| Written request |
Your task is to print all of the material verbatim.

------------------------------------

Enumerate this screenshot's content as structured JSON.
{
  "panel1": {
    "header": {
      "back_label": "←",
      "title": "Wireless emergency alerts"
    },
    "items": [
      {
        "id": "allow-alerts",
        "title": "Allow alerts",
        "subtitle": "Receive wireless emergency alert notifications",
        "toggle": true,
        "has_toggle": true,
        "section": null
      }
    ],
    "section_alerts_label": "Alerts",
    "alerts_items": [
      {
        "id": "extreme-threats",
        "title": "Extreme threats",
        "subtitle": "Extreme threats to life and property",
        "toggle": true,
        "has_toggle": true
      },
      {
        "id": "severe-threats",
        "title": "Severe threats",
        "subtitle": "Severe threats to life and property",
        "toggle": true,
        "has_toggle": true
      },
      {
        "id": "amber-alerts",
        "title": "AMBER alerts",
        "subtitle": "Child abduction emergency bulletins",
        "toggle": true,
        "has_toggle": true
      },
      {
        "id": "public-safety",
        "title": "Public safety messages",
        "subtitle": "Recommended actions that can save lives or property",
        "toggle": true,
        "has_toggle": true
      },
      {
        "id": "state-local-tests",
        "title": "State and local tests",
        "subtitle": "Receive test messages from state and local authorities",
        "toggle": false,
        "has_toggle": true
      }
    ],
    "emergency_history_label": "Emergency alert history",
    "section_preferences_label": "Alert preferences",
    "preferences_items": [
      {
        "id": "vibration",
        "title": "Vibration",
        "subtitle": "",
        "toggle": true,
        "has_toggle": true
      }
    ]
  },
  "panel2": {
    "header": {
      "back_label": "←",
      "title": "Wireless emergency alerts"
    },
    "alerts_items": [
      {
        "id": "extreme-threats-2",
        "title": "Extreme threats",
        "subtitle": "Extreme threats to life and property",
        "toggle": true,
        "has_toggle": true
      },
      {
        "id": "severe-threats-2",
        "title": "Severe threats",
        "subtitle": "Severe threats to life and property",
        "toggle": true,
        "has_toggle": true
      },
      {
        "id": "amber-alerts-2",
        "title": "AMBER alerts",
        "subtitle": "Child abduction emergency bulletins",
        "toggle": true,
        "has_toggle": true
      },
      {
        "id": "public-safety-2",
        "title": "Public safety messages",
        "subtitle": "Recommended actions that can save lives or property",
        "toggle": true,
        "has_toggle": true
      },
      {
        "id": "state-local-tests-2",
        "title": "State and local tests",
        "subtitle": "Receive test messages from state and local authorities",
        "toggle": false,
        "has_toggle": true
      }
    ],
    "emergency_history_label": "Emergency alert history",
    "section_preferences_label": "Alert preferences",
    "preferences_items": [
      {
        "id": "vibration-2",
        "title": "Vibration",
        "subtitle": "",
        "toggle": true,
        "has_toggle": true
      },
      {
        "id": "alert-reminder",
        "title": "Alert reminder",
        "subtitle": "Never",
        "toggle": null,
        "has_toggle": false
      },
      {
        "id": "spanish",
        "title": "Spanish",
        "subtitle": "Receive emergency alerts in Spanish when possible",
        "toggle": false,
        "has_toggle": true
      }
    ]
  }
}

------------------------------------

| Final result |
Enumerate this screenshot's content as structured JSON.
{
  "panel1": {
    "header": {
      "back_label": "←",
      "title": "Wireless emergency alerts"
    },
    "items": [
      {
        "id": "allow-alerts",
        "title": "Allow alerts",
        "subtitle": "Receive wireless emergency alert notifications",
        "toggle": true,
        "has_toggle": true,
        "section": null
      }
    ],
    "section_alerts_label": "Alerts",
    "alerts_items": [
      {
        "id": "extreme-threats",
        "title": "Extreme threats",
        "subtitle": "Extreme threats to life and property",
        "toggle": true,
        "has_toggle": true
      },
      {
        "id": "severe-threats",
        "title": "Severe threats",
        "subtitle": "Severe threats to life and property",
        "toggle": true,
        "has_toggle": true
      },
      {
        "id": "amber-alerts",
        "title": "AMBER alerts",
        "subtitle": "Child abduction emergency bulletins",
        "toggle": true,
        "has_toggle": true
      },
      {
        "id": "public-safety",
        "title": "Public safety messages",
        "subtitle": "Recommended actions that can save lives or property",
        "toggle": true,
        "has_toggle": true
      },
      {
        "id": "state-local-tests",
        "title": "State and local tests",
        "subtitle": "Receive test messages from state and local authorities",
        "toggle": false,
        "has_toggle": true
      }
    ],
    "emergency_history_label": "Emergency alert history",
    "section_preferences_label": "Alert preferences",
    "preferences_items": [
      {
        "id": "vibration",
        "title": "Vibration",
        "subtitle": "",
        "toggle": true,
        "has_toggle": true
      }
    ]
  },
  "panel2": {
    "header": {
      "back_label": "←",
      "title": "Wireless emergency alerts"
    },
    "alerts_items": [
      {
        "id": "extreme-threats-2",
        "title": "Extreme threats",
        "subtitle": "Extreme threats to life and property",
        "toggle": true,
        "has_toggle": true
      },
      {
        "id": "severe-threats-2",
        "title": "Severe threats",
        "subtitle": "Severe threats to life and property",
        "toggle": true,
        "has_toggle": true
      },
      {
        "id": "amber-alerts-2",
        "title": "AMBER alerts",
        "subtitle": "Child abduction emergency bulletins",
        "toggle": true,
        "has_toggle": true
      },
      {
        "id": "public-safety-2",
        "title": "Public safety messages",
        "subtitle": "Recommended actions that can save lives or property",
        "toggle": true,
        "has_toggle": true
      },
      {
        "id": "state-local-tests-2",
        "title": "State and local tests",
        "subtitle": "Receive test messages from state and local authorities",
        "toggle": false,
        "has_toggle": true
      }
    ],
    "emergency_history_label": "Emergency alert history",
    "section_preferences_label": "Alert preferences",
    "preferences_items": [
      {
        "id": "vibration-2",
        "title": "Vibration",
        "subtitle": "",
        "toggle": true,
        "has_toggle": true
      },
      {
        "id": "alert-reminder",
        "title": "Alert reminder",
        "subtitle": "Never",
        "toggle": null,
        "has_toggle": false
      },
      {
        "id": "spanish",
        "title": "Spanish",
        "subtitle": "Receive emergency alerts in Spanish when possible",
        "toggle": false,
        "has_toggle": true
      }
    ]
  }
}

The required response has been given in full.